# What the exercise asks
Go through the listing and pick out each line with the word "properties" in it.

# Listed entries
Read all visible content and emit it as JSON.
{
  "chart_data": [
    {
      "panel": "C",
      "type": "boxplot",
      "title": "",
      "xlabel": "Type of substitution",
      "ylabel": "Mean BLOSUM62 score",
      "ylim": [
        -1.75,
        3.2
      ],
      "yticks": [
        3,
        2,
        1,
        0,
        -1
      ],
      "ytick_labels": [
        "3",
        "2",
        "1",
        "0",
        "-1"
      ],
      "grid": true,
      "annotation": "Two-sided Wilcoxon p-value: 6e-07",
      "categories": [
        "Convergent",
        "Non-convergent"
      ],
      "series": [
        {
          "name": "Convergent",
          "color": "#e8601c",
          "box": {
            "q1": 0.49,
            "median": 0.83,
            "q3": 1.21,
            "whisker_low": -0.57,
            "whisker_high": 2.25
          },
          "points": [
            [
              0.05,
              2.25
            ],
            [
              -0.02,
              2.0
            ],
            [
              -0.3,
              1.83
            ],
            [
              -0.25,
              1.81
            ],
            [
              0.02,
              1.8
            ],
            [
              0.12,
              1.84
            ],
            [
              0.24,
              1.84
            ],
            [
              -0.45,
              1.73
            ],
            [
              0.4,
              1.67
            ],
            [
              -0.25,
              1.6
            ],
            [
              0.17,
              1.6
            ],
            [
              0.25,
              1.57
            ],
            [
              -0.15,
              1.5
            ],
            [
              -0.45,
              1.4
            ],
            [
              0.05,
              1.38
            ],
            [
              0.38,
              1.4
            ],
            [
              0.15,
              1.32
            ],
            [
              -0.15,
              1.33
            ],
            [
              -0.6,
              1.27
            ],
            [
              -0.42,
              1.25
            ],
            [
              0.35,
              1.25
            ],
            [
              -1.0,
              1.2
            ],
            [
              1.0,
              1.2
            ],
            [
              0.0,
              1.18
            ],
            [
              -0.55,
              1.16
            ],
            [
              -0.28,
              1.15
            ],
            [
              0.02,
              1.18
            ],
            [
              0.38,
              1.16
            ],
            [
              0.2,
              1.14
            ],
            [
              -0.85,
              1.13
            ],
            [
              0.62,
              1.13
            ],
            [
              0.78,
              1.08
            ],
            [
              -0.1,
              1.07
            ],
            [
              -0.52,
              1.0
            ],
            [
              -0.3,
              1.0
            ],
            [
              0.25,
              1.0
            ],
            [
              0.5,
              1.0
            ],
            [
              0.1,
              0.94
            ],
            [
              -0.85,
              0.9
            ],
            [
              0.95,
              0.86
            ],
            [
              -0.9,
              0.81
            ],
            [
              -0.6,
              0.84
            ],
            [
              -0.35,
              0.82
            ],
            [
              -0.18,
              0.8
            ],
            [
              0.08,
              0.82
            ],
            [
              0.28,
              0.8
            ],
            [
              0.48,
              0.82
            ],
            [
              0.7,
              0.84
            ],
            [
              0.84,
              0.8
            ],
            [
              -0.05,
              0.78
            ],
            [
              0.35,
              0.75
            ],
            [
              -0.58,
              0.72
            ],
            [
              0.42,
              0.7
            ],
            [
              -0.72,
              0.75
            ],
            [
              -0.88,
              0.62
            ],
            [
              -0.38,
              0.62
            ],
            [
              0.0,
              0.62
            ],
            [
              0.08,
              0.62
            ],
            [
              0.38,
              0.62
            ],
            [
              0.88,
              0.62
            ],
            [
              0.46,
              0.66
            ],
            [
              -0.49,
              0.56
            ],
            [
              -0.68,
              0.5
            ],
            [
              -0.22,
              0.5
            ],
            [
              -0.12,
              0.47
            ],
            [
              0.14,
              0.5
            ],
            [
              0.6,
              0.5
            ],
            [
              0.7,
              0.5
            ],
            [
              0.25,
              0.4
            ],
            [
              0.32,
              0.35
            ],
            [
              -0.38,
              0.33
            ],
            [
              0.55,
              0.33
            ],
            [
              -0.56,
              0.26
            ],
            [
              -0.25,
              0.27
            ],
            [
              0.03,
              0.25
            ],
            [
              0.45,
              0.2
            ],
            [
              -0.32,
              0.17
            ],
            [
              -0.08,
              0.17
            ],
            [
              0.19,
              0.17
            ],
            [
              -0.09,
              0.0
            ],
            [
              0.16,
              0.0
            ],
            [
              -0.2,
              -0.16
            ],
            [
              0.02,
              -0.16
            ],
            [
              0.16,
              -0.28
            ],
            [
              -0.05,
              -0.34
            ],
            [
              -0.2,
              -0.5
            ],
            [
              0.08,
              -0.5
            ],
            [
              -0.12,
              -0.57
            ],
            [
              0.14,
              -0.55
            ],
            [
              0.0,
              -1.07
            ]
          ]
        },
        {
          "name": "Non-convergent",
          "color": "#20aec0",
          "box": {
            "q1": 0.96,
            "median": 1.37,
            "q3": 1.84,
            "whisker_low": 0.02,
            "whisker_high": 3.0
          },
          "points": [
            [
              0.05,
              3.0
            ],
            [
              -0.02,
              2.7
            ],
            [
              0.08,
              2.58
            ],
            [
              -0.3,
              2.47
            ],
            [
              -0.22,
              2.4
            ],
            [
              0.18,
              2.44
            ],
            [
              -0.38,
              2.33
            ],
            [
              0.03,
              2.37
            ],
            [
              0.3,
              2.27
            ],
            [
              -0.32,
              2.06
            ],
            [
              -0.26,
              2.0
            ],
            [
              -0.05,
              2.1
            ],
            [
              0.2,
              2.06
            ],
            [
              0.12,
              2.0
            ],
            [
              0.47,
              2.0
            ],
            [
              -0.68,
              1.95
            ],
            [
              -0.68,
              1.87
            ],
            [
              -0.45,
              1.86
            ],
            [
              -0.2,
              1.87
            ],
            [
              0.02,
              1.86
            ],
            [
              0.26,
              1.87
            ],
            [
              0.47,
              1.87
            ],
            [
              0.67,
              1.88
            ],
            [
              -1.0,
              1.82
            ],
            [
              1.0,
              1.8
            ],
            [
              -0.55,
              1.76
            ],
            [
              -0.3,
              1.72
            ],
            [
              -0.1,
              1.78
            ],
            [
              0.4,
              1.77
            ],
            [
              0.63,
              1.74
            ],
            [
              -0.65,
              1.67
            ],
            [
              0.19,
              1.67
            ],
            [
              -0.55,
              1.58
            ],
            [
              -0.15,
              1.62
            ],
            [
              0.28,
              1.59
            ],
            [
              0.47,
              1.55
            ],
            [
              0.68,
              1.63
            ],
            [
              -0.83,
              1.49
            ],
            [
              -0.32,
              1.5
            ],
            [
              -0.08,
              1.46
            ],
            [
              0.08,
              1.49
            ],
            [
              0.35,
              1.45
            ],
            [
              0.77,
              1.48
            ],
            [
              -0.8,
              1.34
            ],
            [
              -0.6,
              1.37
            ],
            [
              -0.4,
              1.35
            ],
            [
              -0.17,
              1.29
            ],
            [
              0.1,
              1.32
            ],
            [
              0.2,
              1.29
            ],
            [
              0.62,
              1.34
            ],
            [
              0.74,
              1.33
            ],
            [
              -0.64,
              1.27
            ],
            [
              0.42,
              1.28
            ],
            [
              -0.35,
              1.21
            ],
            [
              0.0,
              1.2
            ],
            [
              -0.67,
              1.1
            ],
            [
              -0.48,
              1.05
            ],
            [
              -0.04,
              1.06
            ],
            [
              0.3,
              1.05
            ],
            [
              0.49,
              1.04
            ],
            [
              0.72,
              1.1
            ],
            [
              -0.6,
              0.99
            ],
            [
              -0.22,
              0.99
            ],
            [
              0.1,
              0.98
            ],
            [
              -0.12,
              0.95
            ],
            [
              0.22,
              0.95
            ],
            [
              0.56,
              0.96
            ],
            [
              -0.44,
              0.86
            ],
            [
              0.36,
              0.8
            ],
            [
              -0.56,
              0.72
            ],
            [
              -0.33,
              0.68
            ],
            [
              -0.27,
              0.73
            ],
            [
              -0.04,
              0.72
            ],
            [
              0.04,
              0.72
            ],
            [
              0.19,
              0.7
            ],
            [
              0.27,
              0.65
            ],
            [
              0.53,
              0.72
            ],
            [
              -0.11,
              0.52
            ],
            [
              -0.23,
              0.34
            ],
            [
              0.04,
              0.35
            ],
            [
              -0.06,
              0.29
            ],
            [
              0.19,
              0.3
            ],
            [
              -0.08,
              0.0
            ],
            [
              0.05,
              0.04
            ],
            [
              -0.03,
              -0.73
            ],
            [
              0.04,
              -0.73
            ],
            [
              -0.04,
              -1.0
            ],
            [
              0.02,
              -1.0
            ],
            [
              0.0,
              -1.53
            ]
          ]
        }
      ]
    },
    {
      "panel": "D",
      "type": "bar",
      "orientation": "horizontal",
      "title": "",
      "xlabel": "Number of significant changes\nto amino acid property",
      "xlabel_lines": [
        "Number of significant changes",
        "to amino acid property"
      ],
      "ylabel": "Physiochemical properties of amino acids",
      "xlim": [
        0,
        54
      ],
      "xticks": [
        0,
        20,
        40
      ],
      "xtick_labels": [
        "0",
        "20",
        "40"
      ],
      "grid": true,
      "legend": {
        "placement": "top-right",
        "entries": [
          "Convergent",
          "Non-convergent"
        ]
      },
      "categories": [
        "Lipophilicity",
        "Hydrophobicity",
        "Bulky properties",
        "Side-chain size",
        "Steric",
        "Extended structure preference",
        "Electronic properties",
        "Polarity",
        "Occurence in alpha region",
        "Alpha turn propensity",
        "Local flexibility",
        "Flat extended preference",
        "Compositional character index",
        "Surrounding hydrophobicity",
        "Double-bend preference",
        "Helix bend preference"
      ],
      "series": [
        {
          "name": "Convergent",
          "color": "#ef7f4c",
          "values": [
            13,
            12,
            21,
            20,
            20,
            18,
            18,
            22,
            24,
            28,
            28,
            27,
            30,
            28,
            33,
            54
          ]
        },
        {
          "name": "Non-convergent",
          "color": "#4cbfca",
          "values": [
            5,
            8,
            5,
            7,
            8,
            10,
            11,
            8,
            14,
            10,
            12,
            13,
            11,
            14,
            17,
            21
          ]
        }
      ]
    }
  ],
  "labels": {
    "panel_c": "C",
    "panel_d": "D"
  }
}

# Reply to the exercise
      "ylabel": "Physiochemical properties of amino acids",
        "Bulky properties",
        "Electronic properties",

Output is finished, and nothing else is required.